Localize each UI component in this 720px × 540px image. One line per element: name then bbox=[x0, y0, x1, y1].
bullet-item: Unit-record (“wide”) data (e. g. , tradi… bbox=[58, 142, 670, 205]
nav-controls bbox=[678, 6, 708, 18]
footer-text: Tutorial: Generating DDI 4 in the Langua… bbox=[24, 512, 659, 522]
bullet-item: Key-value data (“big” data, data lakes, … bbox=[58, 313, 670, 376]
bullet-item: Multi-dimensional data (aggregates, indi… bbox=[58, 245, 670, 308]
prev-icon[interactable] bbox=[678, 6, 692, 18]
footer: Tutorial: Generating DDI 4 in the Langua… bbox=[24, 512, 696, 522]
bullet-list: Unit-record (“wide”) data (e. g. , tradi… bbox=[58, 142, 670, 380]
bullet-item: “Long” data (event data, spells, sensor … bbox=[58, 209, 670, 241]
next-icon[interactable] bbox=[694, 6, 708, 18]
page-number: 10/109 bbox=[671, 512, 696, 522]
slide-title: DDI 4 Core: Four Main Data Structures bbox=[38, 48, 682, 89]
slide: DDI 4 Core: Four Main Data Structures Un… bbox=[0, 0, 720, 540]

WHAT YOU ARE ASKED TO DO: Can you lay out every line of the records above as a Markdown table, with a "No." column for the row number and a "Line" column holding the line itself, leaving out any blank lines?

FULL ANSWER:
| No. | Line |
|---|---|
| 1 | Localize each UI component in this 720px × 540px image. One line per element: name then bbox=[x0, y0, x1, y1]. |
| 2 | bullet-item: Unit-record (“wide”) data (e. g. , tradi… bbox=[58, 142, 670, 205] |
| 3 | nav-controls bbox=[678, 6, 708, 18] |
| 4 | footer-text: Tutorial: Generating DDI 4 in the Langua… bbox=[24, 512, 659, 522] |
| 5 | bullet-item: Key-value data (“big” data, data lakes, … bbox=[58, 313, 670, 376] |
| 6 | bullet-item: Multi-dimensional data (aggregates, indi… bbox=[58, 245, 670, 308] |
| 7 | prev-icon[interactable] bbox=[678, 6, 692, 18] |
| 8 | footer: Tutorial: Generating DDI 4 in the Langua… bbox=[24, 512, 696, 522] |
| 9 | bullet-list: Unit-record (“wide”) data (e. g. , tradi… bbox=[58, 142, 670, 380] |
| 10 | bullet-item: “Long” data (event data, spells, sensor … bbox=[58, 209, 670, 241] |
| 11 | next-icon[interactable] bbox=[694, 6, 708, 18] |
| 12 | page-number: 10/109 bbox=[671, 512, 696, 522] |
| 13 | slide-title: DDI 4 Core: Four Main Data Structures bbox=[38, 48, 682, 89] |
| 14 | slide: DDI 4 Core: Four Main Data Structures Un… bbox=[0, 0, 720, 540] |